Objective
From the entries below, list each line with "的图象如图所示".

╔══

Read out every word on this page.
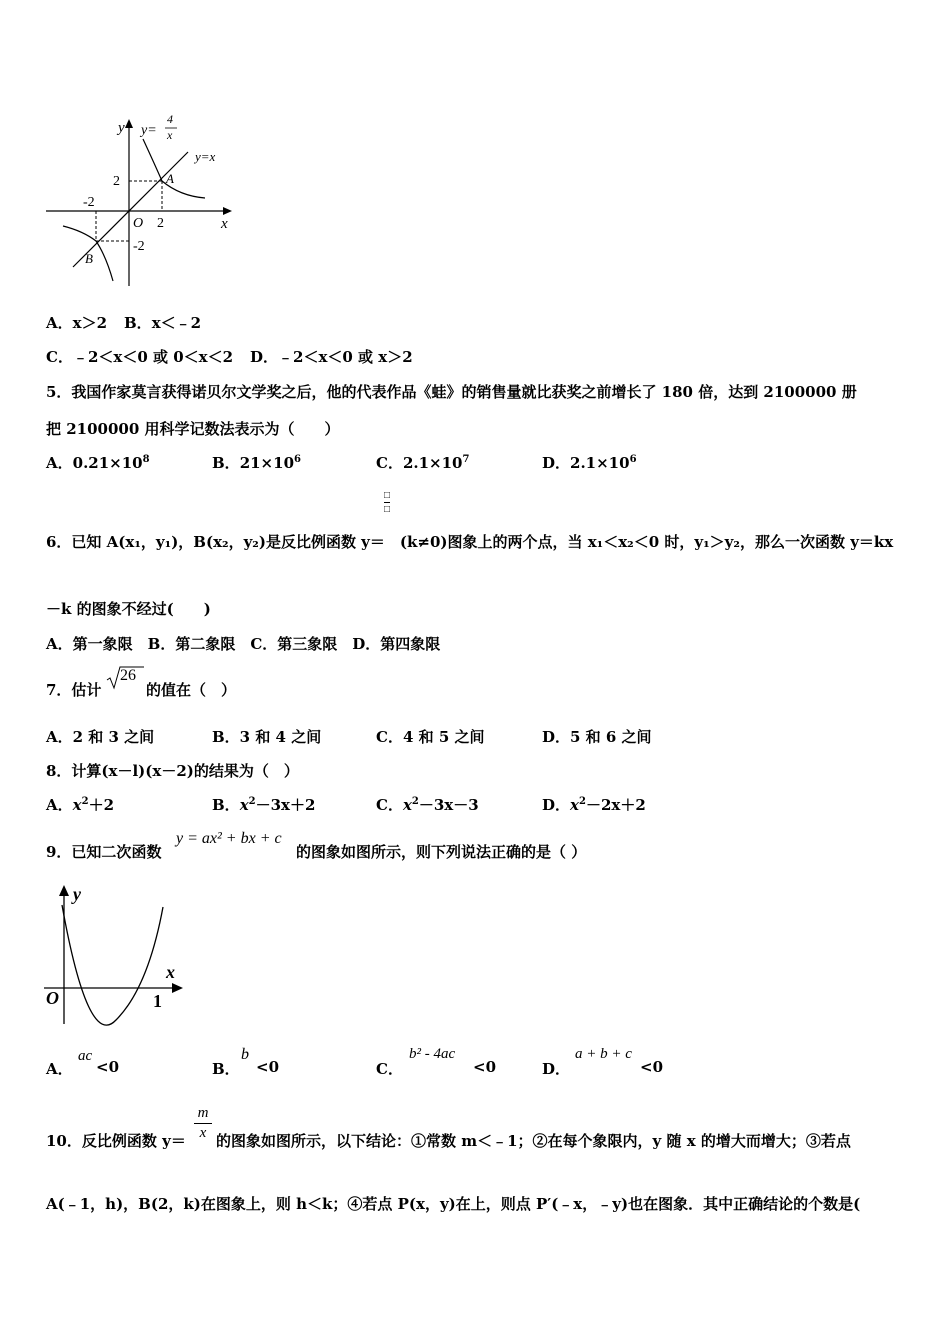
y y=
4
x
y=x
2	A
-2
O 2	x
-2
B
A．x＞2 B．x＜﹣2
C．﹣2＜x＜0 或 0＜x＜2 D．﹣2＜x＜0 或 x＞2
5．我国作家莫言获得诺贝尔文学奖之后，他的代表作品《蛙》的销售量就比获奖之前增长了 180 倍，达到 2100000 册
把 2100000 用科学记数法表示为（　　）
A．$0.21\times 10^8$	B．$21\times 10^6$	C．$2.1\times 10^7$	D．$2.1\times 10^6$
□
□
6．已知 A(x₁，y₁)，B(x₂，y₂)是反比例函数 y＝　(k≠0)图象上的两个点，当 x₁＜x₂＜0 时，y₁＞y₂，那么一次函数 y＝kx
－k 的图象不经过(　　)
A．第一象限　B．第二象限　C．第三象限　D．第四象限
7．估计
26
的值在（　）
A．2 和 3 之间	B．3 和 4 之间	C．4 和 5 之间	D．5 和 6 之间
8．计算(x－l)(x－2)的结果为（　）
A．$x^2+2$	B．$x^2-3x+2$	C．$x^2-3x-3$	D．$x^2-2x+2$
9．已知二次函数
y = ax² + bx + c
的图象如图所示，则下列说法正确的是（ ）
y
x
O	1
A．
ac
<0	B．
b
<0	C．
b² - 4ac
<0	D．
a + b + c
<0
10．反比例函数 y＝
m
x 的图象如图所示，以下结论：①常数 m＜﹣1；②在每个象限内，y 随 x 的增大而增大；③若点
A(﹣1，h)，B(2，k)在图象上，则 h＜k；④若点 P(x，y)在上，则点 P′(﹣x，﹣y)也在图象．其中正确结论的个数是(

╚══

Response for this exercise
的图象如图所示，则下列说法正确的是（ ）
x 的图象如图所示，以下结论：①常数 m＜﹣1；②在每个象限内，y 随 x 的增大而增大；③若点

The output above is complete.